__PROVIDED ENTRIES__.

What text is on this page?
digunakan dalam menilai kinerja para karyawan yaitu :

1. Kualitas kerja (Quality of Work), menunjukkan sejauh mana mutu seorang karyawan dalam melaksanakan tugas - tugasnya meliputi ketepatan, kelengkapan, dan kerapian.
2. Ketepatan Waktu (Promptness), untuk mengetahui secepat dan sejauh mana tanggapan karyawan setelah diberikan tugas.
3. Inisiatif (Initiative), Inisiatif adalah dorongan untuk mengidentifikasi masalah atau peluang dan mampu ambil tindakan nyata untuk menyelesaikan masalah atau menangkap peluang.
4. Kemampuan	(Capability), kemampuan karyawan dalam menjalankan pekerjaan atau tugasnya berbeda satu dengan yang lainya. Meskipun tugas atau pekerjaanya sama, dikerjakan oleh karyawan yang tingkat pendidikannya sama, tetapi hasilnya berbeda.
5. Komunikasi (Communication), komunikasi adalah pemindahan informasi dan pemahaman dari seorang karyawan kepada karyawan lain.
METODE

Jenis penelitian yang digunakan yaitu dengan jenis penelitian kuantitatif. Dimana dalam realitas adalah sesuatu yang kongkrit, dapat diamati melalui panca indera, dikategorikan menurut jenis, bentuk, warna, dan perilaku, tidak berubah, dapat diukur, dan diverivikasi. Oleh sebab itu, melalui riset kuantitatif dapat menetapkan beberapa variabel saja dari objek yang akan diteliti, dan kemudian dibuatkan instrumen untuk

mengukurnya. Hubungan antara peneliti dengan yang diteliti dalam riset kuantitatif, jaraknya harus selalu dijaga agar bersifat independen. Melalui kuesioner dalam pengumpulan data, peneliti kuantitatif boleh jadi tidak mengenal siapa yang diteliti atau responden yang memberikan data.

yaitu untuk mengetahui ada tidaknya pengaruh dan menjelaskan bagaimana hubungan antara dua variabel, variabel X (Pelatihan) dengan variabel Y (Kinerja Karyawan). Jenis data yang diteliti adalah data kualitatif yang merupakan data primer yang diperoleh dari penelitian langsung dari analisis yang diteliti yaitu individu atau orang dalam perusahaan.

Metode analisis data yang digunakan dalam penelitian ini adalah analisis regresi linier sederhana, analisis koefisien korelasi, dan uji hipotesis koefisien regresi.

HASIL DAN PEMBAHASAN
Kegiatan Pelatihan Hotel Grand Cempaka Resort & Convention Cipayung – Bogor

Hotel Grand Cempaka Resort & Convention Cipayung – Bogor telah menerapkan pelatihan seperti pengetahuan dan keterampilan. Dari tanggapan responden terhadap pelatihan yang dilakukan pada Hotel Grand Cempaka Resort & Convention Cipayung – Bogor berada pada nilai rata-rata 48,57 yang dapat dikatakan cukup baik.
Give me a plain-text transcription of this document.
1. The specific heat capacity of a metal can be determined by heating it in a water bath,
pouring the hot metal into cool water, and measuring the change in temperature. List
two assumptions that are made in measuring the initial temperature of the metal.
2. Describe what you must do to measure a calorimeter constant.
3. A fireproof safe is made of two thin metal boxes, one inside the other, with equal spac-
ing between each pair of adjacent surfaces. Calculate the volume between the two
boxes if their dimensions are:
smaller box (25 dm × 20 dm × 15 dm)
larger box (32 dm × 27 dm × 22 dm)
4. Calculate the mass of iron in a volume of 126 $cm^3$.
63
...
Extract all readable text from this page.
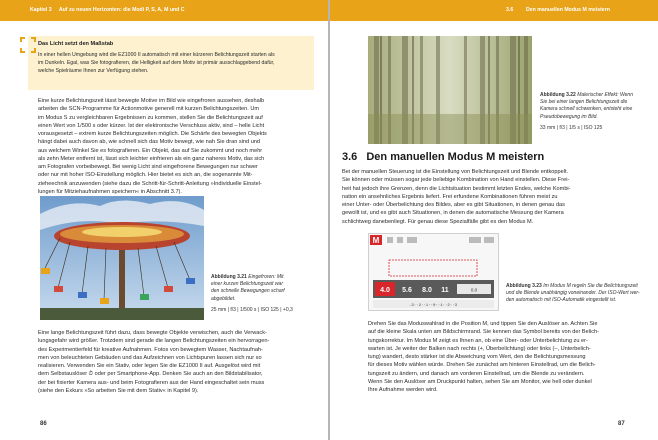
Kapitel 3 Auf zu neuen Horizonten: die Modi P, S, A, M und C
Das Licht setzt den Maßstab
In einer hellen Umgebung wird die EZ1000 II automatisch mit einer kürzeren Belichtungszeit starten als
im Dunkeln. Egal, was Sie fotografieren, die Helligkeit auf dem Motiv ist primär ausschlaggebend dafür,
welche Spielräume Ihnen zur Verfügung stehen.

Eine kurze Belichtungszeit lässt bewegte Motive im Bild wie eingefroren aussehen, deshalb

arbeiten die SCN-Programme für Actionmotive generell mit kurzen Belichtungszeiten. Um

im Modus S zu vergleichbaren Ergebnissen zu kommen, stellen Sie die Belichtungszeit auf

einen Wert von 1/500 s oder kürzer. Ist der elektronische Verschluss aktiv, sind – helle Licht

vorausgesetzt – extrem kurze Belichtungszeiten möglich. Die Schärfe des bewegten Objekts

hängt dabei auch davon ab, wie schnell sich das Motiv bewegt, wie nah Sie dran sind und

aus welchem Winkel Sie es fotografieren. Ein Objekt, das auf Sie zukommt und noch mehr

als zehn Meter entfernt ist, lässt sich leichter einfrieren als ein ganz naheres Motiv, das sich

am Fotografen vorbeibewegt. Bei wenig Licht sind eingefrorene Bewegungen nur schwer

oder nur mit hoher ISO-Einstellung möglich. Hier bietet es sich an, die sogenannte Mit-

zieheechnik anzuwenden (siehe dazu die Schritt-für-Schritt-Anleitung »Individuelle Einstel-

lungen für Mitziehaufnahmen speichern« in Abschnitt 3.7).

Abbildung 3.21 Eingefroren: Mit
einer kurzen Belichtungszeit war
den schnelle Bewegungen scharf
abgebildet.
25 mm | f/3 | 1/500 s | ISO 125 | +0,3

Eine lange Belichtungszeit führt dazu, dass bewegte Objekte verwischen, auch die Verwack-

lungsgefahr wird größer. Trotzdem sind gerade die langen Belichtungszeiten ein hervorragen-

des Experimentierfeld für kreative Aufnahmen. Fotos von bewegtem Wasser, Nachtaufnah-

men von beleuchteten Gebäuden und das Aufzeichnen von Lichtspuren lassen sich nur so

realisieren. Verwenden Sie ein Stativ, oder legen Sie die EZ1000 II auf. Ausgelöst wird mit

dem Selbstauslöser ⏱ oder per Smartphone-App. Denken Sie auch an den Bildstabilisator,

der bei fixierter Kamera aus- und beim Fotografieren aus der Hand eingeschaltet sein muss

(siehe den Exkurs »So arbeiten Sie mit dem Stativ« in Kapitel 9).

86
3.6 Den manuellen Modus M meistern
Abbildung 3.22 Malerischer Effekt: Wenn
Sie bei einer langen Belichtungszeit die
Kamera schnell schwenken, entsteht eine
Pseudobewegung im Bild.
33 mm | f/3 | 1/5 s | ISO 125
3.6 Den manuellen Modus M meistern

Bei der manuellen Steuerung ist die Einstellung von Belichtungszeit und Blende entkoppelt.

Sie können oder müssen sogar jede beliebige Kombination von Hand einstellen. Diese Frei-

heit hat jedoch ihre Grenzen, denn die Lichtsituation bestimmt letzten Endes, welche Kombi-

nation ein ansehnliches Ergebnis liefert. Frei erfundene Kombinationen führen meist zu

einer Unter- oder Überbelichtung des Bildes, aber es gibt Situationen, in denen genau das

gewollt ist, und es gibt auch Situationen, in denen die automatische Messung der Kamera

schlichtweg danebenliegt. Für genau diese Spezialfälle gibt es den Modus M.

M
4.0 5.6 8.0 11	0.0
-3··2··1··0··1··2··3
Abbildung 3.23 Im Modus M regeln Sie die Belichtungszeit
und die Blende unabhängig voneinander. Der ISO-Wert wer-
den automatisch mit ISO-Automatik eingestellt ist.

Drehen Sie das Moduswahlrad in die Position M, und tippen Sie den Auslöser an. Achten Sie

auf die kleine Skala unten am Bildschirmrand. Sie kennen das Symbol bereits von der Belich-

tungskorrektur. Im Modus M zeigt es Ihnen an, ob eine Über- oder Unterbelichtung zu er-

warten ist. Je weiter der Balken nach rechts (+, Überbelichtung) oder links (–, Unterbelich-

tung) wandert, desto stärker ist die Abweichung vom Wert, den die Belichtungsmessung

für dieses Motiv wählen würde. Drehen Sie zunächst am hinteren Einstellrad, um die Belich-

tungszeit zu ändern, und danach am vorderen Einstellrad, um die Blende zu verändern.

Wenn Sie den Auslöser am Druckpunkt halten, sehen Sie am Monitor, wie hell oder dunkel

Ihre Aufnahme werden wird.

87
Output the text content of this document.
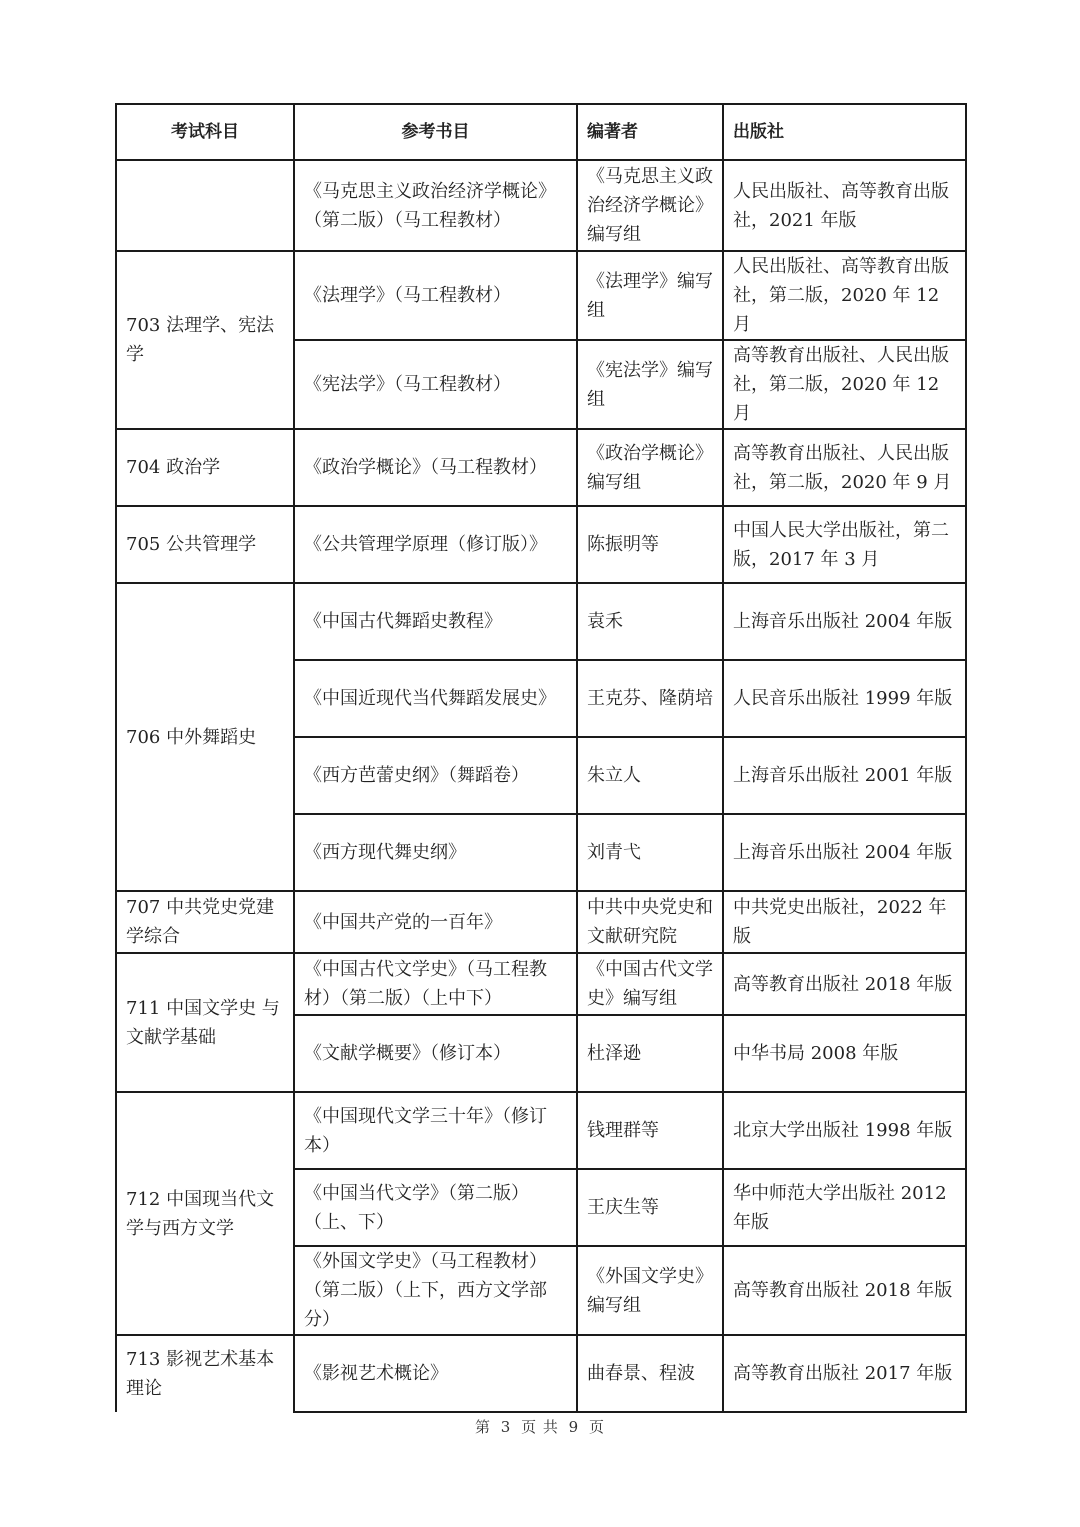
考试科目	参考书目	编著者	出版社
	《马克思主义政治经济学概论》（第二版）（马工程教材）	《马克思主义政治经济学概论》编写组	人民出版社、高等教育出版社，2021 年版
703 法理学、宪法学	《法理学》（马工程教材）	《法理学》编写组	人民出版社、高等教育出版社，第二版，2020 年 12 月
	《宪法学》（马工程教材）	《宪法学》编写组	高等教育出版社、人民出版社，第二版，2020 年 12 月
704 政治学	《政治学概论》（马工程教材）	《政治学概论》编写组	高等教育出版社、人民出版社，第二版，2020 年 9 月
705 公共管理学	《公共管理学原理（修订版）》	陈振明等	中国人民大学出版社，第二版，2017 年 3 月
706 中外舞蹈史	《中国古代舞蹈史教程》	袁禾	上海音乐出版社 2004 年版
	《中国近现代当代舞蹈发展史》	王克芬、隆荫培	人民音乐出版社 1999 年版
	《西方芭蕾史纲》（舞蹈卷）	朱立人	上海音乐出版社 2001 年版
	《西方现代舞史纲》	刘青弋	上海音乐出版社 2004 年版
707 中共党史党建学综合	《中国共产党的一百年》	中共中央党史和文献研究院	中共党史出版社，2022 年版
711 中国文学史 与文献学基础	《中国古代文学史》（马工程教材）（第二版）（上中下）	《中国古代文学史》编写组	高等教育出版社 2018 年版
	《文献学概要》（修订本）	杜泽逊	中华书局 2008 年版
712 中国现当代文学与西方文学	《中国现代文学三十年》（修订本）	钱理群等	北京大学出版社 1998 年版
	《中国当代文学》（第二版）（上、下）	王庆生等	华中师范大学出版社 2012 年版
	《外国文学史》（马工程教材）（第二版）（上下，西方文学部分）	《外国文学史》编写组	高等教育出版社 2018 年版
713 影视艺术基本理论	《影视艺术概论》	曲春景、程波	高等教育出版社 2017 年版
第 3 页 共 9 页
* * *
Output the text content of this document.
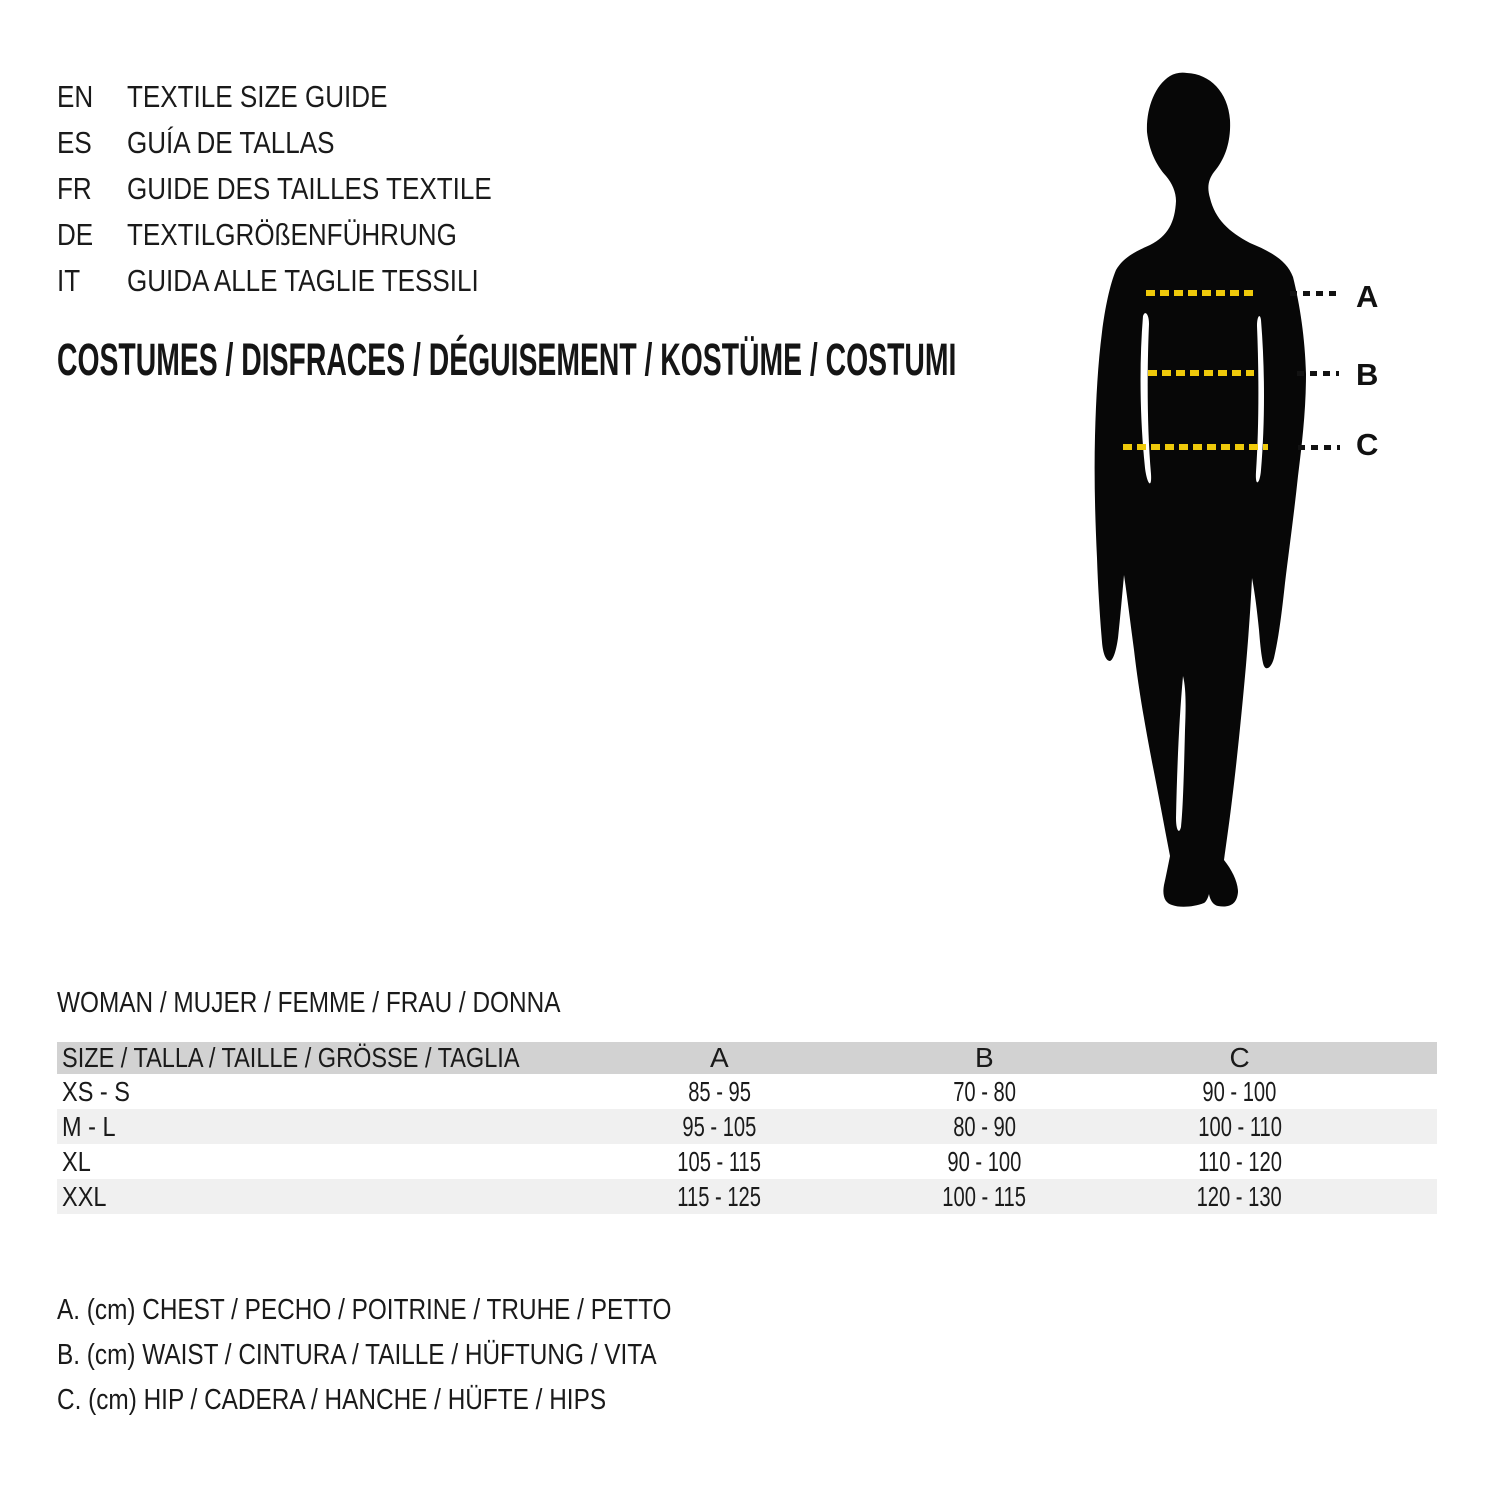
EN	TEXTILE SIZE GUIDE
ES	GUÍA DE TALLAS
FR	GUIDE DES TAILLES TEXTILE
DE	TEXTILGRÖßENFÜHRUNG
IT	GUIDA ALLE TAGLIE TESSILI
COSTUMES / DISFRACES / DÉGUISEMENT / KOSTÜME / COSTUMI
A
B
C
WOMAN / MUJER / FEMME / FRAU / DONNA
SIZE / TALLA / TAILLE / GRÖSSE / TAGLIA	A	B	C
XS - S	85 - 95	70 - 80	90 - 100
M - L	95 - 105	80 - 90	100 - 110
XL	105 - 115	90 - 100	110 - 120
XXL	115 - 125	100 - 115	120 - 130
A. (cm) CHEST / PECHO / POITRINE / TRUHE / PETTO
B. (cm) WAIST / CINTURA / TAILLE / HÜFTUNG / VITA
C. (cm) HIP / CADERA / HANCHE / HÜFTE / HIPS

__YOUR OBJECTIVE__. Scan the lines for the string "Drehen". Copy out each line that matches.

__FINAL RESULT__.
Drehen Sie das Moduswahlrad in die Position M, und tippen Sie den Auslöser an. Achten Sie
für dieses Motiv wählen würde. Drehen Sie zunächst am hinteren Einstellrad, um die Belich-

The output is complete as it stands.